*** SUPPLIED ENTRIES ***
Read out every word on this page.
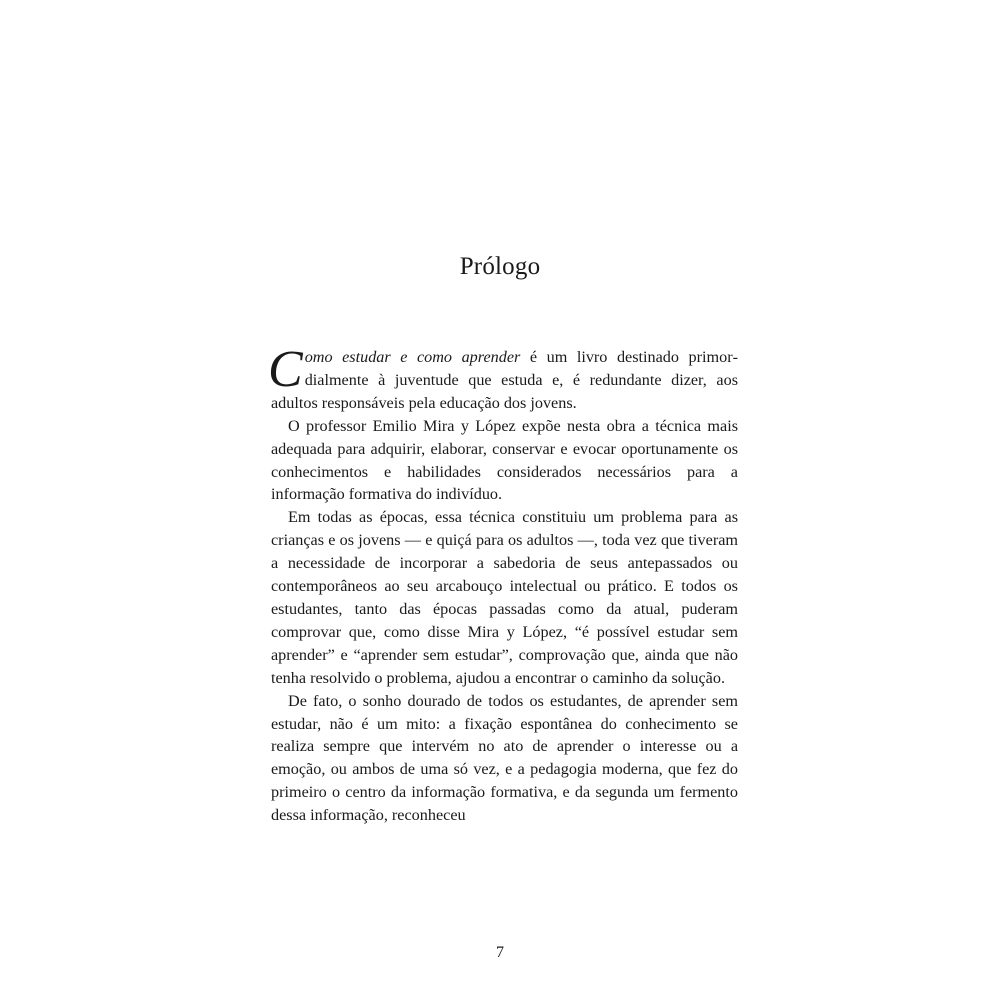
Prólogo

Como estudar e como aprender é um livro destinado primordialmente à juventude que estuda e, é redundante dizer, aos adultos responsáveis pela educação dos jovens.

O professor Emilio Mira y López expõe nesta obra a técnica mais adequada para adquirir, elaborar, conservar e evocar oportunamente os conhecimentos e habilidades considerados necessários para a informação formativa do indivíduo.

Em todas as épocas, essa técnica constituiu um problema para as crianças e os jovens — e quiçá para os adultos —, toda vez que tiveram a necessidade de incorporar a sabedoria de seus antepassados ou contemporâneos ao seu arcabouço intelectual ou prático. E todos os estudantes, tanto das épocas passadas como da atual, puderam comprovar que, como disse Mira y López, “é possível estudar sem aprender” e “aprender sem estudar”, comprovação que, ainda que não tenha resolvido o problema, ajudou a encontrar o caminho da solução.

De fato, o sonho dourado de todos os estudantes, de aprender sem estudar, não é um mito: a fixação espontânea do conhecimento se realiza sempre que intervém no ato de aprender o interesse ou a emoção, ou ambos de uma só vez, e a pedagogia moderna, que fez do primeiro o centro da informação formativa, e da segunda um fermento dessa informação, reconheceu

7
***
_EXERCISE PROMPT_.
Determine how many lines of the listing above include the word "López", and report that number only.

_RESULT OF THE EXERCISE_.
2